- **Data supplied**:
______________________________

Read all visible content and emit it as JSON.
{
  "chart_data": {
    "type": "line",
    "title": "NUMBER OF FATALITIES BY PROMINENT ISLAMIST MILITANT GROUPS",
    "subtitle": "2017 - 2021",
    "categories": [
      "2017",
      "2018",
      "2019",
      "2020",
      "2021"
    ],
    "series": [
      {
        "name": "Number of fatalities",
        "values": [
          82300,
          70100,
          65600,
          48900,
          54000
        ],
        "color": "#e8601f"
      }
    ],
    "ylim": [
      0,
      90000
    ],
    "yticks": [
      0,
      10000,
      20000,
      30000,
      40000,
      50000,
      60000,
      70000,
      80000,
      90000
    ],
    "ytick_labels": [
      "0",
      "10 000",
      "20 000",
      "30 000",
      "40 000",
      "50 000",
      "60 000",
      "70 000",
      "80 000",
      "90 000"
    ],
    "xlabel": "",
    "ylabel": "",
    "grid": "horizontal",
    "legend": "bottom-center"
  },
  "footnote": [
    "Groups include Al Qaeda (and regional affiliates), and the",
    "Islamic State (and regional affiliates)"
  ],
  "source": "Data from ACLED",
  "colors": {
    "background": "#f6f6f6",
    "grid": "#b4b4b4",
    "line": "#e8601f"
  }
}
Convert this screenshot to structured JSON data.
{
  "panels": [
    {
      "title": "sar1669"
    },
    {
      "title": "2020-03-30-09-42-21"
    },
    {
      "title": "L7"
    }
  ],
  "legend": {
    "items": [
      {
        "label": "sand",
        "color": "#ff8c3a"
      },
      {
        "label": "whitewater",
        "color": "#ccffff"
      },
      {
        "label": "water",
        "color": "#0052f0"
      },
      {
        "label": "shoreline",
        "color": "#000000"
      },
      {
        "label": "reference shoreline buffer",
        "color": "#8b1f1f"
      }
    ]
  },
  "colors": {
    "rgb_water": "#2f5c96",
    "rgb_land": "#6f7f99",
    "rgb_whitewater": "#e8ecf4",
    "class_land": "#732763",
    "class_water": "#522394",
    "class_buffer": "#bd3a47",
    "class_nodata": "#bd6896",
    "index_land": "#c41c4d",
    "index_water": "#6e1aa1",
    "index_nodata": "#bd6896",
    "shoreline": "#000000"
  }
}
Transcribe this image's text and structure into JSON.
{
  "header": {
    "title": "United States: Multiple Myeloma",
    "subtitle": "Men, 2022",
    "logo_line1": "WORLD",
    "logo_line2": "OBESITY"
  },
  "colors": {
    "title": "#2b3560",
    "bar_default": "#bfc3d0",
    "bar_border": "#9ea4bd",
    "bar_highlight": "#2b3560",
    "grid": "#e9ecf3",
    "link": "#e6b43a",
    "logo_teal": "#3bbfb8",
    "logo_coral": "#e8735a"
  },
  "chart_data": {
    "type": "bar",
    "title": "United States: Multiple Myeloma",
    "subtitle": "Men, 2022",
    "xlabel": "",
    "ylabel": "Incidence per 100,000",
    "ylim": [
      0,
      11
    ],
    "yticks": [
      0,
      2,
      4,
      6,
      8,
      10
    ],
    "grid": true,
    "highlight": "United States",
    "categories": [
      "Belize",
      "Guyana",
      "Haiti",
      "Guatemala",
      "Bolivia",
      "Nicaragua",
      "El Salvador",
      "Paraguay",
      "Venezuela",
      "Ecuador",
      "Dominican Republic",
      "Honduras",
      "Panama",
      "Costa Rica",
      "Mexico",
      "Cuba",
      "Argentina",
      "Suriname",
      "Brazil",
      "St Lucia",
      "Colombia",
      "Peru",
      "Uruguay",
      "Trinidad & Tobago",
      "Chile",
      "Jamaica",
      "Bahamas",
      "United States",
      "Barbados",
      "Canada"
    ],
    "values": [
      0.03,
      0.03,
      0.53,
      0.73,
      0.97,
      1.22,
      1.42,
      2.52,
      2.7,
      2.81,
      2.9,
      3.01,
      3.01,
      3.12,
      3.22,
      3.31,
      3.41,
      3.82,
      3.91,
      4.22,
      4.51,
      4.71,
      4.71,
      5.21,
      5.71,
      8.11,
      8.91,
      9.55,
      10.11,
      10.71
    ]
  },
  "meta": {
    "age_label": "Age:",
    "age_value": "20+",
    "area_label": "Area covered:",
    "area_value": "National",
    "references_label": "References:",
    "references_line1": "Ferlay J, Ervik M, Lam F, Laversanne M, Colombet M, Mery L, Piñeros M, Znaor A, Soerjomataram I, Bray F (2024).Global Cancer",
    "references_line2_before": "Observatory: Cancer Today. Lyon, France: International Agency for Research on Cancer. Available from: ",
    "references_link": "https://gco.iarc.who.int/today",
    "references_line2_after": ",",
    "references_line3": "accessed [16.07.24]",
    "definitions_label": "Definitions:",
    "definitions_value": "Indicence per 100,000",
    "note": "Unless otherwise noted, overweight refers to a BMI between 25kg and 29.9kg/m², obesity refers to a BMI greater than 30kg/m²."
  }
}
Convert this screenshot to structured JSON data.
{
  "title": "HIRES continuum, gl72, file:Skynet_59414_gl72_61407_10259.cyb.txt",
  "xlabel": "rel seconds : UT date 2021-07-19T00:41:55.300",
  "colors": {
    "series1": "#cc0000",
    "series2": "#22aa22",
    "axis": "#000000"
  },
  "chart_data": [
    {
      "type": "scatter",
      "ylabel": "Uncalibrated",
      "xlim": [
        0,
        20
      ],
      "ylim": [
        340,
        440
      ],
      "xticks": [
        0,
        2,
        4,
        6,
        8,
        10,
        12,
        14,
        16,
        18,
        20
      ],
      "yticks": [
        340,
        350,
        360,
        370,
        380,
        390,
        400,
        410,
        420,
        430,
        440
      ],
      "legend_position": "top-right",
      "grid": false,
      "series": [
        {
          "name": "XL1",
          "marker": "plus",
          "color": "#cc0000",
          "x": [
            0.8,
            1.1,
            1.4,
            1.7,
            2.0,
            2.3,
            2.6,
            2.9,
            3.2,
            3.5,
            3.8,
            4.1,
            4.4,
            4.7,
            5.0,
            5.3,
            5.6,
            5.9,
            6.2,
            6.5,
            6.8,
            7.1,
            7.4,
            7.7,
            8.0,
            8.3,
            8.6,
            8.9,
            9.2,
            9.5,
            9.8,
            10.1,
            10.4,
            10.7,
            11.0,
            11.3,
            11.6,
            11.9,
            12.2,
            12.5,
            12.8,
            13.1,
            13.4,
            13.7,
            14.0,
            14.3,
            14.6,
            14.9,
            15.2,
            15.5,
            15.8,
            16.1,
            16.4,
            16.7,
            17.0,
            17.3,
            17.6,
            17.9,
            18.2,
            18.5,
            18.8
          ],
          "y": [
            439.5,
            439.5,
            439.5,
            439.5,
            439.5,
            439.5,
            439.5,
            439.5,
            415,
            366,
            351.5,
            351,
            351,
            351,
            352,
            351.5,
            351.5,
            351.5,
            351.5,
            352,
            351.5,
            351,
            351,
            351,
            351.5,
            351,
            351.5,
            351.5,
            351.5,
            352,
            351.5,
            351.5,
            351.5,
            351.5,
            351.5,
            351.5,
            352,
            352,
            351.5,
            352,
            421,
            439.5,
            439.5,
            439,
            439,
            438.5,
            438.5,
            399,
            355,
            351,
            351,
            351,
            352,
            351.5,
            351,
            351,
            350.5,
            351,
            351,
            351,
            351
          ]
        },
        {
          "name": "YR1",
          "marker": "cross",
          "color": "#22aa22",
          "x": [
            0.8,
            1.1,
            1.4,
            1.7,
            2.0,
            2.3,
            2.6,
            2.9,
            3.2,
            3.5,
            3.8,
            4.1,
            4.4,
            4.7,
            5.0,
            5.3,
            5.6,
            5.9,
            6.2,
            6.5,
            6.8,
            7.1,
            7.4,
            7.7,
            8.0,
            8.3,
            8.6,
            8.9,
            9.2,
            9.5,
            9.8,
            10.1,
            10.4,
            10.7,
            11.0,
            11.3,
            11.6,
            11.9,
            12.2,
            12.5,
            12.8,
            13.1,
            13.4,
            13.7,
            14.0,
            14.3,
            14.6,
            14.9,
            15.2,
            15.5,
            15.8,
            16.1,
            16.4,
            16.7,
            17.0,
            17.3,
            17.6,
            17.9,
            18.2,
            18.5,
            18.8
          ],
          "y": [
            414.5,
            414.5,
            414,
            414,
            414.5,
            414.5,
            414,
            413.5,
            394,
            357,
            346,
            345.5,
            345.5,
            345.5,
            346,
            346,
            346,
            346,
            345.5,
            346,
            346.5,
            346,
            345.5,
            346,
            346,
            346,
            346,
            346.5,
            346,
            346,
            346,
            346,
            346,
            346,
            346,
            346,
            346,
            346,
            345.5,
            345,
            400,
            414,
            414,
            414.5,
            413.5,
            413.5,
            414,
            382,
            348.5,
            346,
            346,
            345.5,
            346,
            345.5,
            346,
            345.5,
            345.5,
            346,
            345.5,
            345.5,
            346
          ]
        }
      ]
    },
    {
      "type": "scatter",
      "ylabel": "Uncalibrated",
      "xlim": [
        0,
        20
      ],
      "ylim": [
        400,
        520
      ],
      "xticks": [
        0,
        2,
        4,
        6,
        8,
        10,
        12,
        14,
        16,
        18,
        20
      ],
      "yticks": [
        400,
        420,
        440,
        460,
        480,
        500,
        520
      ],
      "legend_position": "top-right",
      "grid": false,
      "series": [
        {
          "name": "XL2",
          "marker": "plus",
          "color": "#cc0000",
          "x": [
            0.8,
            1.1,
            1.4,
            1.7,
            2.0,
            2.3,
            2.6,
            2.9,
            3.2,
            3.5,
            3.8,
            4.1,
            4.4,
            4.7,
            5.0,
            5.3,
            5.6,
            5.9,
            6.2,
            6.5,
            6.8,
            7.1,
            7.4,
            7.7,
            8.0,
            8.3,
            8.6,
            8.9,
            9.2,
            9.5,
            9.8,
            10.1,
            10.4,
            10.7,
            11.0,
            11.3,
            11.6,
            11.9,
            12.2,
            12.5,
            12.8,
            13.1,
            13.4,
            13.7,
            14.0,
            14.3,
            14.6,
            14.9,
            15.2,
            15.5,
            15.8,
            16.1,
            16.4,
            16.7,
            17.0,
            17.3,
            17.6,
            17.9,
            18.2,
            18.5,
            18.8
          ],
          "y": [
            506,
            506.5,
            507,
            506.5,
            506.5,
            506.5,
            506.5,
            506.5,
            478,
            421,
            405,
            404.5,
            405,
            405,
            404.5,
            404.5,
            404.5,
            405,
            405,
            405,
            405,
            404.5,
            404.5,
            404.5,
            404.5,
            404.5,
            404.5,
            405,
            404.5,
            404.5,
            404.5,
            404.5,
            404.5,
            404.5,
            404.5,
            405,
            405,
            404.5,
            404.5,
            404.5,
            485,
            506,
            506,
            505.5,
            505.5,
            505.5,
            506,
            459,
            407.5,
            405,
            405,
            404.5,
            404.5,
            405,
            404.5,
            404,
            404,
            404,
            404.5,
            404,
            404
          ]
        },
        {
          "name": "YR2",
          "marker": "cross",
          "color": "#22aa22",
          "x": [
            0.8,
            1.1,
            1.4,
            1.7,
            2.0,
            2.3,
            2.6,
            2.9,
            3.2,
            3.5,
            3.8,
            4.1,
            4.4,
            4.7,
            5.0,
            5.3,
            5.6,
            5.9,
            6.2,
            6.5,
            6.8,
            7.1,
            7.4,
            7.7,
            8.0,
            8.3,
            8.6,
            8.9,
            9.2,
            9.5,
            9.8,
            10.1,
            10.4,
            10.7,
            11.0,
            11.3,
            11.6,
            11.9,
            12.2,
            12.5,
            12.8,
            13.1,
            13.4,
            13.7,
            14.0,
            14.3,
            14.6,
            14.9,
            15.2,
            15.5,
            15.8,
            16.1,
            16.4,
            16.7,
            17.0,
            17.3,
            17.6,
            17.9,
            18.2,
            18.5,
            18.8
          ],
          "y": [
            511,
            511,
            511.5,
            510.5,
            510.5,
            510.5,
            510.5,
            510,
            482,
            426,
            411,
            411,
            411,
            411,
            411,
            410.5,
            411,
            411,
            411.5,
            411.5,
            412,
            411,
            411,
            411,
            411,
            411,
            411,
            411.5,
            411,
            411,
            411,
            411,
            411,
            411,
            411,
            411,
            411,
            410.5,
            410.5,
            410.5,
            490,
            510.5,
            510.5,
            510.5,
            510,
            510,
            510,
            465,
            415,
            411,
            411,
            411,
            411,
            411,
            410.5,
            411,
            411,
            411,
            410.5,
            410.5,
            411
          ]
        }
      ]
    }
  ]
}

______________________________

- **Exercise details**:
In the material above, show every line where the word "States" turns up.

- **Output**:
    "title": "United States: Multiple Myeloma",
    "title": "United States: Multiple Myeloma",
    "highlight": "United States",
      "United States",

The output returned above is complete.